Dataset items
....

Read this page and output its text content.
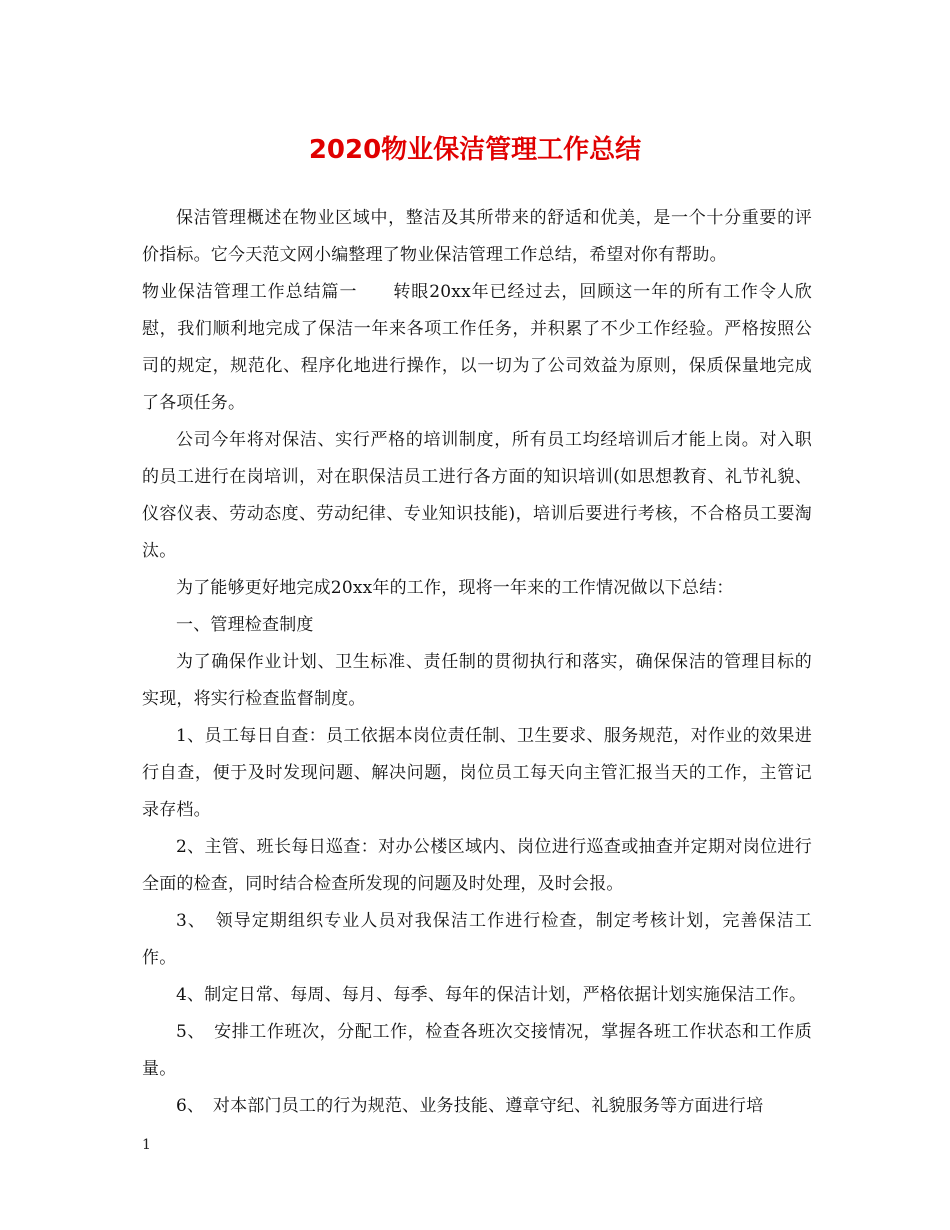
2020物业保洁管理工作总结

保洁管理概述在物业区域中，整洁及其所带来的舒适和优美，是一个十分重要的评价指标。它今天范文网小编整理了物业保洁管理工作总结，希望对你有帮助。

物业保洁管理工作总结篇一　　转眼20xx年已经过去，回顾这一年的所有工作令人欣慰，我们顺利地完成了保洁一年来各项工作任务，并积累了不少工作经验。严格按照公司的规定，规范化、程序化地进行操作，以一切为了公司效益为原则，保质保量地完成了各项任务。

公司今年将对保洁、实行严格的培训制度，所有员工均经培训后才能上岗。对入职的员工进行在岗培训，对在职保洁员工进行各方面的知识培训(如思想教育、礼节礼貌、仪容仪表、劳动态度、劳动纪律、专业知识技能)，培训后要进行考核，不合格员工要淘汰。

为了能够更好地完成20xx年的工作，现将一年来的工作情况做以下总结：

一、管理检查制度

为了确保作业计划、卫生标准、责任制的贯彻执行和落实，确保保洁的管理目标的实现，将实行检查监督制度。

1、员工每日自查：员工依据本岗位责任制、卫生要求、服务规范，对作业的效果进行自查，便于及时发现问题、解决问题，岗位员工每天向主管汇报当天的工作，主管记录存档。

2、主管、班长每日巡查：对办公楼区域内、岗位进行巡查或抽查并定期对岗位进行全面的检查，同时结合检查所发现的问题及时处理，及时会报。

3、　领导定期组织专业人员对我保洁工作进行检查，制定考核计划，完善保洁工作。

4、制定日常、每周、每月、每季、每年的保洁计划，严格依据计划实施保洁工作。

5、　安排工作班次，分配工作，检查各班次交接情况，掌握各班工作状态和工作质量。

6、　对本部门员工的行为规范、业务技能、遵章守纪、礼貌服务等方面进行培

1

....

▶ Task objective
Transcribe all the records above word for word, without their images.

▶ Exercise solution
Read this page and output its text content.
2020物业保洁管理工作总结

保洁管理概述在物业区域中，整洁及其所带来的舒适和优美，是一个十分重要的评价指标。它今天范文网小编整理了物业保洁管理工作总结，希望对你有帮助。

物业保洁管理工作总结篇一　　转眼20xx年已经过去，回顾这一年的所有工作令人欣慰，我们顺利地完成了保洁一年来各项工作任务，并积累了不少工作经验。严格按照公司的规定，规范化、程序化地进行操作，以一切为了公司效益为原则，保质保量地完成了各项任务。

公司今年将对保洁、实行严格的培训制度，所有员工均经培训后才能上岗。对入职的员工进行在岗培训，对在职保洁员工进行各方面的知识培训(如思想教育、礼节礼貌、仪容仪表、劳动态度、劳动纪律、专业知识技能)，培训后要进行考核，不合格员工要淘汰。

为了能够更好地完成20xx年的工作，现将一年来的工作情况做以下总结：

一、管理检查制度

为了确保作业计划、卫生标准、责任制的贯彻执行和落实，确保保洁的管理目标的实现，将实行检查监督制度。

1、员工每日自查：员工依据本岗位责任制、卫生要求、服务规范，对作业的效果进行自查，便于及时发现问题、解决问题，岗位员工每天向主管汇报当天的工作，主管记录存档。

2、主管、班长每日巡查：对办公楼区域内、岗位进行巡查或抽查并定期对岗位进行全面的检查，同时结合检查所发现的问题及时处理，及时会报。

3、　领导定期组织专业人员对我保洁工作进行检查，制定考核计划，完善保洁工作。

4、制定日常、每周、每月、每季、每年的保洁计划，严格依据计划实施保洁工作。

5、　安排工作班次，分配工作，检查各班次交接情况，掌握各班工作状态和工作质量。

6、　对本部门员工的行为规范、业务技能、遵章守纪、礼貌服务等方面进行培

1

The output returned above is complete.